To do.
Nothing but the images should be left out when the entries are restated word for word.

Start of Block

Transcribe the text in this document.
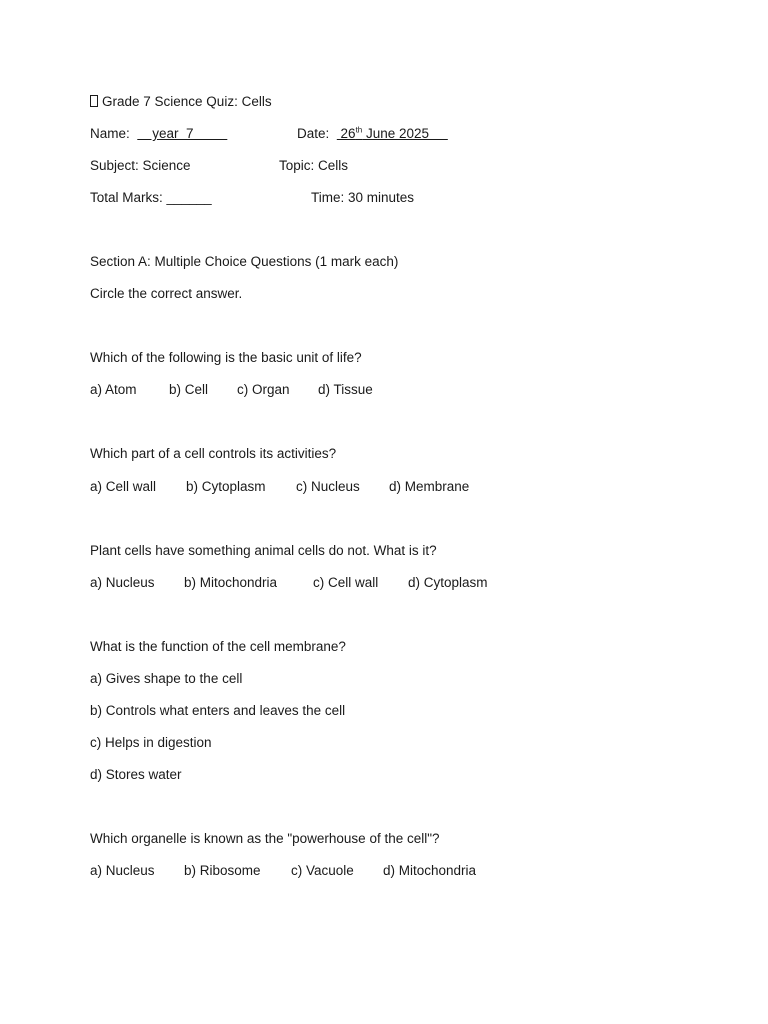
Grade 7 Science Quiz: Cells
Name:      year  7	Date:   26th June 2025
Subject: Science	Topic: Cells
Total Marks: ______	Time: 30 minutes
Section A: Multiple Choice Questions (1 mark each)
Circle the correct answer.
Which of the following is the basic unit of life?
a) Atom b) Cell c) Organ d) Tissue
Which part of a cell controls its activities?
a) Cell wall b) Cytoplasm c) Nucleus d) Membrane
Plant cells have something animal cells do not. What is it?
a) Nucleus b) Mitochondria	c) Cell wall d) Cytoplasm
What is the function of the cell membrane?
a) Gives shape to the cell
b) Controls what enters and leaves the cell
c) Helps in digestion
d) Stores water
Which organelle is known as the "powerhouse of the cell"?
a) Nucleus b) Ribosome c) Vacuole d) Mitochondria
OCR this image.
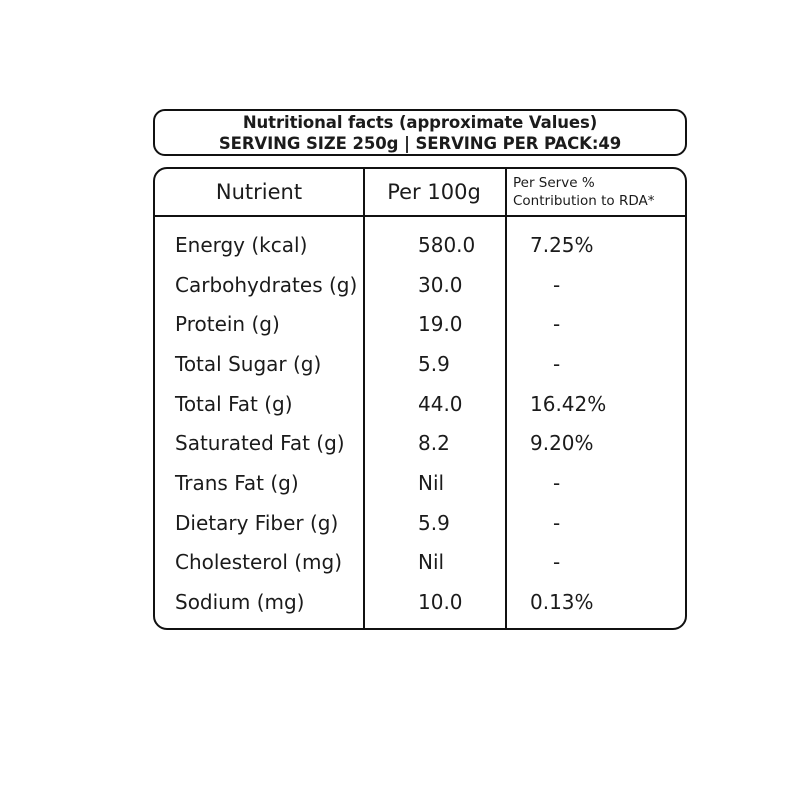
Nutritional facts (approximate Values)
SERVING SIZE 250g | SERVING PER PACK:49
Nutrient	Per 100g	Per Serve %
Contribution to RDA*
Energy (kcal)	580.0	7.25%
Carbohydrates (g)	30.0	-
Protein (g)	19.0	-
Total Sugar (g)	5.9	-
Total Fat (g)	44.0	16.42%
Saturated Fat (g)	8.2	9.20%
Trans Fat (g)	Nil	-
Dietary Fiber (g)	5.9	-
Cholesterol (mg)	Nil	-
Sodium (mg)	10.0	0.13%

End of Block

Response.
Transcribe the text in this document.
Grade 7 Science Quiz: Cells
Name:      year  7	Date:   26th June 2025
Subject: Science	Topic: Cells
Total Marks: ______	Time: 30 minutes
Section A: Multiple Choice Questions (1 mark each)
Circle the correct answer.
Which of the following is the basic unit of life?
a) Atom b) Cell c) Organ d) Tissue
Which part of a cell controls its activities?
a) Cell wall b) Cytoplasm c) Nucleus d) Membrane
Plant cells have something animal cells do not. What is it?
a) Nucleus b) Mitochondria	c) Cell wall d) Cytoplasm
What is the function of the cell membrane?
a) Gives shape to the cell
b) Controls what enters and leaves the cell
c) Helps in digestion
d) Stores water
Which organelle is known as the "powerhouse of the cell"?
a) Nucleus b) Ribosome c) Vacuole d) Mitochondria
OCR this image.
Nutritional facts (approximate Values)
SERVING SIZE 250g | SERVING PER PACK:49
Nutrient	Per 100g	Per Serve %
Contribution to RDA*
Energy (kcal)	580.0	7.25%
Carbohydrates (g)	30.0	-
Protein (g)	19.0	-
Total Sugar (g)	5.9	-
Total Fat (g)	44.0	16.42%
Saturated Fat (g)	8.2	9.20%
Trans Fat (g)	Nil	-
Dietary Fiber (g)	5.9	-
Cholesterol (mg)	Nil	-
Sodium (mg)	10.0	0.13%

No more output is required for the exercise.